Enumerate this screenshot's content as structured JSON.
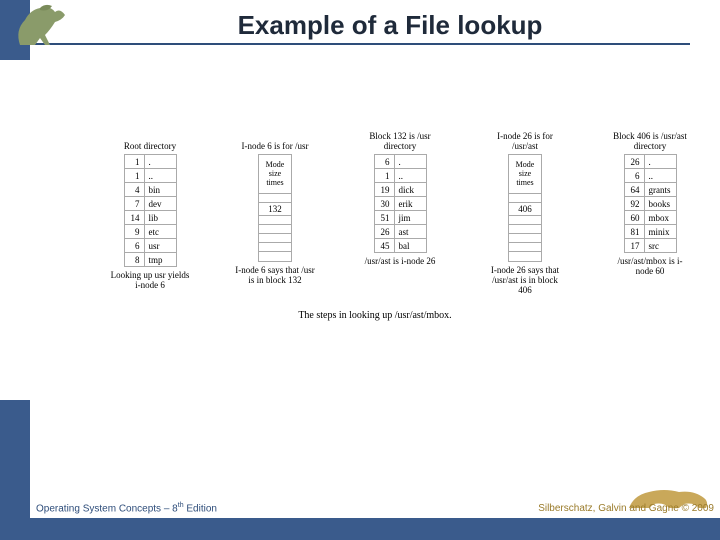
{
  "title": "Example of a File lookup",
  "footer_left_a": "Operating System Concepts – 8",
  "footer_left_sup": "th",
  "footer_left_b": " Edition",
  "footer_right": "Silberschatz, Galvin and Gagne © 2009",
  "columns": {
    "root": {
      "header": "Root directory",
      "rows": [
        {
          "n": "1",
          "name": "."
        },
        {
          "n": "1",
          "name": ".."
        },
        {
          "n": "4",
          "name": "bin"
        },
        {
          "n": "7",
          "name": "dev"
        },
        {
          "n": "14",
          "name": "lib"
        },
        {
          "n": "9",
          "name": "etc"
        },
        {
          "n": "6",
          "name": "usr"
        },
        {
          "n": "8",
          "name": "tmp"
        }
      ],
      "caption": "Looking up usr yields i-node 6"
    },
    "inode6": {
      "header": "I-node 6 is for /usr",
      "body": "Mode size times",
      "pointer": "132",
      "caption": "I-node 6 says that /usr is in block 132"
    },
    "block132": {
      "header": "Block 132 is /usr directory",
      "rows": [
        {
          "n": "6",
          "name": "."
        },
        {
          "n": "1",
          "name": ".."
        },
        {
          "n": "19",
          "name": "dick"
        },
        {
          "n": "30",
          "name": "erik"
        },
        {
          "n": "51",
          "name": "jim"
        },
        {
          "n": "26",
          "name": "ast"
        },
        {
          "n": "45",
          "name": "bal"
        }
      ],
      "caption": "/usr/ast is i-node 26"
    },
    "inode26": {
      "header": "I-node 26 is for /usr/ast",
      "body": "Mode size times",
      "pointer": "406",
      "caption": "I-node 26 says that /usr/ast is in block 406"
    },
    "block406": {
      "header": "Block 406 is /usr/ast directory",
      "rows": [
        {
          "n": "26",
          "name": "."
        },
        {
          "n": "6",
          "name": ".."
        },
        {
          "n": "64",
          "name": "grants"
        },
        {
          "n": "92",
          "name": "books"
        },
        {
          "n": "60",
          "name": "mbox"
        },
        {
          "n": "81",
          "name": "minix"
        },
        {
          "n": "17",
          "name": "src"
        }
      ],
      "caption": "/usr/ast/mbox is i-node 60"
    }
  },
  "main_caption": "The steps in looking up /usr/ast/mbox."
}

---

▶ Request:
Reproduce the material above in full and without alteration, but skip all pictures.

▶ In response:
Enumerate this screenshot's content as structured JSON.
{
  "title": "Example of a File lookup",
  "footer_left_a": "Operating System Concepts – 8",
  "footer_left_sup": "th",
  "footer_left_b": " Edition",
  "footer_right": "Silberschatz, Galvin and Gagne © 2009",
  "columns": {
    "root": {
      "header": "Root directory",
      "rows": [
        {
          "n": "1",
          "name": "."
        },
        {
          "n": "1",
          "name": ".."
        },
        {
          "n": "4",
          "name": "bin"
        },
        {
          "n": "7",
          "name": "dev"
        },
        {
          "n": "14",
          "name": "lib"
        },
        {
          "n": "9",
          "name": "etc"
        },
        {
          "n": "6",
          "name": "usr"
        },
        {
          "n": "8",
          "name": "tmp"
        }
      ],
      "caption": "Looking up usr yields i-node 6"
    },
    "inode6": {
      "header": "I-node 6 is for /usr",
      "body": "Mode size times",
      "pointer": "132",
      "caption": "I-node 6 says that /usr is in block 132"
    },
    "block132": {
      "header": "Block 132 is /usr directory",
      "rows": [
        {
          "n": "6",
          "name": "."
        },
        {
          "n": "1",
          "name": ".."
        },
        {
          "n": "19",
          "name": "dick"
        },
        {
          "n": "30",
          "name": "erik"
        },
        {
          "n": "51",
          "name": "jim"
        },
        {
          "n": "26",
          "name": "ast"
        },
        {
          "n": "45",
          "name": "bal"
        }
      ],
      "caption": "/usr/ast is i-node 26"
    },
    "inode26": {
      "header": "I-node 26 is for /usr/ast",
      "body": "Mode size times",
      "pointer": "406",
      "caption": "I-node 26 says that /usr/ast is in block 406"
    },
    "block406": {
      "header": "Block 406 is /usr/ast directory",
      "rows": [
        {
          "n": "26",
          "name": "."
        },
        {
          "n": "6",
          "name": ".."
        },
        {
          "n": "64",
          "name": "grants"
        },
        {
          "n": "92",
          "name": "books"
        },
        {
          "n": "60",
          "name": "mbox"
        },
        {
          "n": "81",
          "name": "minix"
        },
        {
          "n": "17",
          "name": "src"
        }
      ],
      "caption": "/usr/ast/mbox is i-node 60"
    }
  },
  "main_caption": "The steps in looking up /usr/ast/mbox."
}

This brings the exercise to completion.